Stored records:
------------------------------------------------------------
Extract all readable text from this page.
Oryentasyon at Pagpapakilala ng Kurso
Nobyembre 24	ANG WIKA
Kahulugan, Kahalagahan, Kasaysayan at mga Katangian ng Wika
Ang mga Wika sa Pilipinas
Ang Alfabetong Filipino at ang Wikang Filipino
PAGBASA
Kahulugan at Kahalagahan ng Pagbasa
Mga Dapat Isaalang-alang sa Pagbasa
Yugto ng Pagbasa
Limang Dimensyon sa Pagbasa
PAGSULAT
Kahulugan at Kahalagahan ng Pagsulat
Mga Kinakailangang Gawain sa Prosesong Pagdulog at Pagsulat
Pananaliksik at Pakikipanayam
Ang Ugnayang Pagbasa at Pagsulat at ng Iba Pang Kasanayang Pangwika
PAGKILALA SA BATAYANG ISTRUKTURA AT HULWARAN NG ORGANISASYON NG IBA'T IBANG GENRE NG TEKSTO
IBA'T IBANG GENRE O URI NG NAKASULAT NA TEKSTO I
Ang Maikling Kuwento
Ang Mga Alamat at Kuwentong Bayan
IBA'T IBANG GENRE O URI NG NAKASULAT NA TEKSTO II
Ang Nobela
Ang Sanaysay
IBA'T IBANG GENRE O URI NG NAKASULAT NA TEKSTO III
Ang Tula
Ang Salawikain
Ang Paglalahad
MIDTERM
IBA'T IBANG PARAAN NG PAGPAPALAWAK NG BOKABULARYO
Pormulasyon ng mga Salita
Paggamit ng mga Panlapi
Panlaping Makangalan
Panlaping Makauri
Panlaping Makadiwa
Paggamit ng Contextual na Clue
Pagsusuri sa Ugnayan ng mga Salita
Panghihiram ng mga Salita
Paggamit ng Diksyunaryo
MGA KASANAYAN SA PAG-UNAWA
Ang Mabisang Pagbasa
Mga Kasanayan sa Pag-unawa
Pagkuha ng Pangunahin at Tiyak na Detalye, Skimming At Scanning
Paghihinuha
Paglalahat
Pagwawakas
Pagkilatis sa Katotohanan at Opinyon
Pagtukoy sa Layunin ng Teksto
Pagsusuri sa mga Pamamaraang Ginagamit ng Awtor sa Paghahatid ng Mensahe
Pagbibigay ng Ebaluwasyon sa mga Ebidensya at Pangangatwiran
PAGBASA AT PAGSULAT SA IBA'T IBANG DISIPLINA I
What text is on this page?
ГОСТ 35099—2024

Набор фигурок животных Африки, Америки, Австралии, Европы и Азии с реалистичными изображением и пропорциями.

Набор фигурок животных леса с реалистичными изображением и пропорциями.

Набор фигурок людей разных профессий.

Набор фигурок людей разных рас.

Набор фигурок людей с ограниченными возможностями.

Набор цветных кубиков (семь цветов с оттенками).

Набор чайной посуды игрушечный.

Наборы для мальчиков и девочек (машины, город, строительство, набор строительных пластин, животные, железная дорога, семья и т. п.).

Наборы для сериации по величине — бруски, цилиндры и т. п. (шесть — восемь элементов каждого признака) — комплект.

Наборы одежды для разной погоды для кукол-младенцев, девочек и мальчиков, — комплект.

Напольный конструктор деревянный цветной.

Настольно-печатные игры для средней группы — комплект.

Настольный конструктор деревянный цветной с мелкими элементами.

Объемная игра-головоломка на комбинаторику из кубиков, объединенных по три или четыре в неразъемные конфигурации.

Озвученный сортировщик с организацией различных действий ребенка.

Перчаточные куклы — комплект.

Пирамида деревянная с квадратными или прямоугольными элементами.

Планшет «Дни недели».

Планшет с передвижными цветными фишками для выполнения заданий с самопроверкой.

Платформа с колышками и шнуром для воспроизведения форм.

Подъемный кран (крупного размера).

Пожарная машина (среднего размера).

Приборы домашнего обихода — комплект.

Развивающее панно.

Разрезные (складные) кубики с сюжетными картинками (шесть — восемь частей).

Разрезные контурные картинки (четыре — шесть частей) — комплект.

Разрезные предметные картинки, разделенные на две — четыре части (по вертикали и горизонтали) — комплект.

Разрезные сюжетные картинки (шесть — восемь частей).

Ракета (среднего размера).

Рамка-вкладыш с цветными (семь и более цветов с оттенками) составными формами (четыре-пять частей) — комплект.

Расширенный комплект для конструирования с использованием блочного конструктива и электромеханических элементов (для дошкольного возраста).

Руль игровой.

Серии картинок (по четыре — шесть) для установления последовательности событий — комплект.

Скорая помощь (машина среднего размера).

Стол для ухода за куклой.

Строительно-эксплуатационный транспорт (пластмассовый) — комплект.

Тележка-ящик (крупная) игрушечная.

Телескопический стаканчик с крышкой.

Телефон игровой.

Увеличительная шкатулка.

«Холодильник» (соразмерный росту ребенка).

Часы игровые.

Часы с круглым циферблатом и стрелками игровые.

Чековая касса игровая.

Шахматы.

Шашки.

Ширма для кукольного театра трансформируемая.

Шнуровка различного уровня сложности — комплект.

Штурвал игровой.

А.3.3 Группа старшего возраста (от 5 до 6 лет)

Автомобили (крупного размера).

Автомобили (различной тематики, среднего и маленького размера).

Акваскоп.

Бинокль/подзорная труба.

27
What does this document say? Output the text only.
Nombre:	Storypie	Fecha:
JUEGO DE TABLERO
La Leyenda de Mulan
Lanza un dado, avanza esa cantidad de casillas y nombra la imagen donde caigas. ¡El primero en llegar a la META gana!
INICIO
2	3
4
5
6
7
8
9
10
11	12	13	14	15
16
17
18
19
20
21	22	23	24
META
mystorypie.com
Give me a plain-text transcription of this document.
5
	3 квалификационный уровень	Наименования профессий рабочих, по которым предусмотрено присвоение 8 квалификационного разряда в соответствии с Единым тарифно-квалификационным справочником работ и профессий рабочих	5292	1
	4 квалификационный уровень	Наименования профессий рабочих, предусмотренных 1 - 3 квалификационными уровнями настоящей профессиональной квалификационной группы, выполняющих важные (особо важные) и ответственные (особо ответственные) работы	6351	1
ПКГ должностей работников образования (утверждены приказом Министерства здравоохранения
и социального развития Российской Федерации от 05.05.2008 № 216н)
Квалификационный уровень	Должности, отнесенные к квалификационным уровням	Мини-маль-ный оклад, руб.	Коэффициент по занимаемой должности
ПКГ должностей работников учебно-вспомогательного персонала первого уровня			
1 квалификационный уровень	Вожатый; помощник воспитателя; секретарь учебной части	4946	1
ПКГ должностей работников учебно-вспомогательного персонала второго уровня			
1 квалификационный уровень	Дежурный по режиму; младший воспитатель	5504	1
------------------------------------------------------------
INSTRUCTIONS TO FOLLOW —
Output all records verbatim.

RESPONSE TO THE TASK —
Extract all readable text from this page.
Oryentasyon at Pagpapakilala ng Kurso
Nobyembre 24	ANG WIKA
Kahulugan, Kahalagahan, Kasaysayan at mga Katangian ng Wika
Ang mga Wika sa Pilipinas
Ang Alfabetong Filipino at ang Wikang Filipino
PAGBASA
Kahulugan at Kahalagahan ng Pagbasa
Mga Dapat Isaalang-alang sa Pagbasa
Yugto ng Pagbasa
Limang Dimensyon sa Pagbasa
PAGSULAT
Kahulugan at Kahalagahan ng Pagsulat
Mga Kinakailangang Gawain sa Prosesong Pagdulog at Pagsulat
Pananaliksik at Pakikipanayam
Ang Ugnayang Pagbasa at Pagsulat at ng Iba Pang Kasanayang Pangwika
PAGKILALA SA BATAYANG ISTRUKTURA AT HULWARAN NG ORGANISASYON NG IBA'T IBANG GENRE NG TEKSTO
IBA'T IBANG GENRE O URI NG NAKASULAT NA TEKSTO I
Ang Maikling Kuwento
Ang Mga Alamat at Kuwentong Bayan
IBA'T IBANG GENRE O URI NG NAKASULAT NA TEKSTO II
Ang Nobela
Ang Sanaysay
IBA'T IBANG GENRE O URI NG NAKASULAT NA TEKSTO III
Ang Tula
Ang Salawikain
Ang Paglalahad
MIDTERM
IBA'T IBANG PARAAN NG PAGPAPALAWAK NG BOKABULARYO
Pormulasyon ng mga Salita
Paggamit ng mga Panlapi
Panlaping Makangalan
Panlaping Makauri
Panlaping Makadiwa
Paggamit ng Contextual na Clue
Pagsusuri sa Ugnayan ng mga Salita
Panghihiram ng mga Salita
Paggamit ng Diksyunaryo
MGA KASANAYAN SA PAG-UNAWA
Ang Mabisang Pagbasa
Mga Kasanayan sa Pag-unawa
Pagkuha ng Pangunahin at Tiyak na Detalye, Skimming At Scanning
Paghihinuha
Paglalahat
Pagwawakas
Pagkilatis sa Katotohanan at Opinyon
Pagtukoy sa Layunin ng Teksto
Pagsusuri sa mga Pamamaraang Ginagamit ng Awtor sa Paghahatid ng Mensahe
Pagbibigay ng Ebaluwasyon sa mga Ebidensya at Pangangatwiran
PAGBASA AT PAGSULAT SA IBA'T IBANG DISIPLINA I
What text is on this page?
ГОСТ 35099—2024

Набор фигурок животных Африки, Америки, Австралии, Европы и Азии с реалистичными изображением и пропорциями.

Набор фигурок животных леса с реалистичными изображением и пропорциями.

Набор фигурок людей разных профессий.

Набор фигурок людей разных рас.

Набор фигурок людей с ограниченными возможностями.

Набор цветных кубиков (семь цветов с оттенками).

Набор чайной посуды игрушечный.

Наборы для мальчиков и девочек (машины, город, строительство, набор строительных пластин, животные, железная дорога, семья и т. п.).

Наборы для сериации по величине — бруски, цилиндры и т. п. (шесть — восемь элементов каждого признака) — комплект.

Наборы одежды для разной погоды для кукол-младенцев, девочек и мальчиков, — комплект.

Напольный конструктор деревянный цветной.

Настольно-печатные игры для средней группы — комплект.

Настольный конструктор деревянный цветной с мелкими элементами.

Объемная игра-головоломка на комбинаторику из кубиков, объединенных по три или четыре в неразъемные конфигурации.

Озвученный сортировщик с организацией различных действий ребенка.

Перчаточные куклы — комплект.

Пирамида деревянная с квадратными или прямоугольными элементами.

Планшет «Дни недели».

Планшет с передвижными цветными фишками для выполнения заданий с самопроверкой.

Платформа с колышками и шнуром для воспроизведения форм.

Подъемный кран (крупного размера).

Пожарная машина (среднего размера).

Приборы домашнего обихода — комплект.

Развивающее панно.

Разрезные (складные) кубики с сюжетными картинками (шесть — восемь частей).

Разрезные контурные картинки (четыре — шесть частей) — комплект.

Разрезные предметные картинки, разделенные на две — четыре части (по вертикали и горизонтали) — комплект.

Разрезные сюжетные картинки (шесть — восемь частей).

Ракета (среднего размера).

Рамка-вкладыш с цветными (семь и более цветов с оттенками) составными формами (четыре-пять частей) — комплект.

Расширенный комплект для конструирования с использованием блочного конструктива и электромеханических элементов (для дошкольного возраста).

Руль игровой.

Серии картинок (по четыре — шесть) для установления последовательности событий — комплект.

Скорая помощь (машина среднего размера).

Стол для ухода за куклой.

Строительно-эксплуатационный транспорт (пластмассовый) — комплект.

Тележка-ящик (крупная) игрушечная.

Телескопический стаканчик с крышкой.

Телефон игровой.

Увеличительная шкатулка.

«Холодильник» (соразмерный росту ребенка).

Часы игровые.

Часы с круглым циферблатом и стрелками игровые.

Чековая касса игровая.

Шахматы.

Шашки.

Ширма для кукольного театра трансформируемая.

Шнуровка различного уровня сложности — комплект.

Штурвал игровой.

А.3.3 Группа старшего возраста (от 5 до 6 лет)

Автомобили (крупного размера).

Автомобили (различной тематики, среднего и маленького размера).

Акваскоп.

Бинокль/подзорная труба.

27
What does this document say? Output the text only.
Nombre:	Storypie	Fecha:
JUEGO DE TABLERO
La Leyenda de Mulan
Lanza un dado, avanza esa cantidad de casillas y nombra la imagen donde caigas. ¡El primero en llegar a la META gana!
INICIO
2	3
4
5
6
7
8
9
10
11	12	13	14	15
16
17
18
19
20
21	22	23	24
META
mystorypie.com
Give me a plain-text transcription of this document.
5
	3 квалификационный уровень	Наименования профессий рабочих, по которым предусмотрено присвоение 8 квалификационного разряда в соответствии с Единым тарифно-квалификационным справочником работ и профессий рабочих	5292	1
	4 квалификационный уровень	Наименования профессий рабочих, предусмотренных 1 - 3 квалификационными уровнями настоящей профессиональной квалификационной группы, выполняющих важные (особо важные) и ответственные (особо ответственные) работы	6351	1
ПКГ должностей работников образования (утверждены приказом Министерства здравоохранения
и социального развития Российской Федерации от 05.05.2008 № 216н)
Квалификационный уровень	Должности, отнесенные к квалификационным уровням	Мини-маль-ный оклад, руб.	Коэффициент по занимаемой должности
ПКГ должностей работников учебно-вспомогательного персонала первого уровня			
1 квалификационный уровень	Вожатый; помощник воспитателя; секретарь учебной части	4946	1
ПКГ должностей работников учебно-вспомогательного персонала второго уровня			
1 квалификационный уровень	Дежурный по режиму; младший воспитатель	5504	1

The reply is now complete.